§ **The exercise**
Write out the entries below verbatim, from the first line through the line that contains "paragraph: В данном", both ends included.

········

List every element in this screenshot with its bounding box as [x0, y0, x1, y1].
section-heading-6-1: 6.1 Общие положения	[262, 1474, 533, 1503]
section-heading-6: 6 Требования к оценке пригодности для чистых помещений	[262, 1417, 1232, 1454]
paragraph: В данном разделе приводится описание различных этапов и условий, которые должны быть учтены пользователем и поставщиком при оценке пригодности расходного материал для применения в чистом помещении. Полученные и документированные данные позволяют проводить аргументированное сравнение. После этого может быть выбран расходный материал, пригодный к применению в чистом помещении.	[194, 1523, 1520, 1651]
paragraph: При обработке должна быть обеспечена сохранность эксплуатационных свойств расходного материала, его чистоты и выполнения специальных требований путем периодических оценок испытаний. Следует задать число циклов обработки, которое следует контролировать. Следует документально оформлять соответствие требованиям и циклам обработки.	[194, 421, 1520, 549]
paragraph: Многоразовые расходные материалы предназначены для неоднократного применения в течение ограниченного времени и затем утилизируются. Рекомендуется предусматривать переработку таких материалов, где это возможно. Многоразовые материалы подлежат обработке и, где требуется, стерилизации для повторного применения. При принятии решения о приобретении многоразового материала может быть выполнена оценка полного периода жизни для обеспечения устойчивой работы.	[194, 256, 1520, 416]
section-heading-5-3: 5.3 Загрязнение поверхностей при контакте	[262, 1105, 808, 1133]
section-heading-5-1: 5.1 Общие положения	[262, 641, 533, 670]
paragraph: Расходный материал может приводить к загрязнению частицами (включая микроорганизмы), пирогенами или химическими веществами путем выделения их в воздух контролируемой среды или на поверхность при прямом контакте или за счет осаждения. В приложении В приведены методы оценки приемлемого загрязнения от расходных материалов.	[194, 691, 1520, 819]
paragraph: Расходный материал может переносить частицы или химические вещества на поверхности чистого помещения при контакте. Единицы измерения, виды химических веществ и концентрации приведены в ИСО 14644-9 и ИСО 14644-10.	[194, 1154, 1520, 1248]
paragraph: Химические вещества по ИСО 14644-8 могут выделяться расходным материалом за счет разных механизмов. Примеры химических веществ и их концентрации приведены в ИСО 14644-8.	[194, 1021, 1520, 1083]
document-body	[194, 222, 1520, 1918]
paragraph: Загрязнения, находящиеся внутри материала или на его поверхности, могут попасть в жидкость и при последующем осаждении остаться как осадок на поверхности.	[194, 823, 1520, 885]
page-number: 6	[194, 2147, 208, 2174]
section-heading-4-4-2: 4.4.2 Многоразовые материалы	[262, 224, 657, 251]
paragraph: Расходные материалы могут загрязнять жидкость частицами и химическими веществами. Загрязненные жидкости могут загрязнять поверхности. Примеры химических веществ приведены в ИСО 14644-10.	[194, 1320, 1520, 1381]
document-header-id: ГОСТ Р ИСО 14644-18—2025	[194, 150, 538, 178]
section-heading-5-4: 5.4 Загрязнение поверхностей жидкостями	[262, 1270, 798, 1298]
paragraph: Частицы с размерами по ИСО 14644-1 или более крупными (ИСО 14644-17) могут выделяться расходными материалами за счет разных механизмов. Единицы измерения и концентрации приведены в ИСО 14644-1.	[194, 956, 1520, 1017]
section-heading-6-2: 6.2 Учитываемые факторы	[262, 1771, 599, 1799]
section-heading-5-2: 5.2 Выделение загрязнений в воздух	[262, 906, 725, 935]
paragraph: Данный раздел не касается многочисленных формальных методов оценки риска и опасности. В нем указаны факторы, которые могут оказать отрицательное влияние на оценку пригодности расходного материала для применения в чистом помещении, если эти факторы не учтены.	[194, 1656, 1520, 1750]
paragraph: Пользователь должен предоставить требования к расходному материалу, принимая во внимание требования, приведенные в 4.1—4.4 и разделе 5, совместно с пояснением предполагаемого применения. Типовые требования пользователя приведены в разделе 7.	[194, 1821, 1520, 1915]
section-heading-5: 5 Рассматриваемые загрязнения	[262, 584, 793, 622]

········

§ **Response for this exercise**
List every element in this screenshot with its bounding box as [x0, y0, x1, y1].
section-heading-6-1: 6.1 Общие положения	[262, 1474, 533, 1503]
section-heading-6: 6 Требования к оценке пригодности для чистых помещений	[262, 1417, 1232, 1454]
paragraph: В данном разделе приводится описание различных этапов и условий, которые должны быть учтены пользователем и поставщиком при оценке пригодности расходного материал для применения в чистом помещении. Полученные и документированные данные позволяют проводить аргументированное сравнение. После этого может быть выбран расходный материал, пригодный к применению в чистом помещении.	[194, 1523, 1520, 1651]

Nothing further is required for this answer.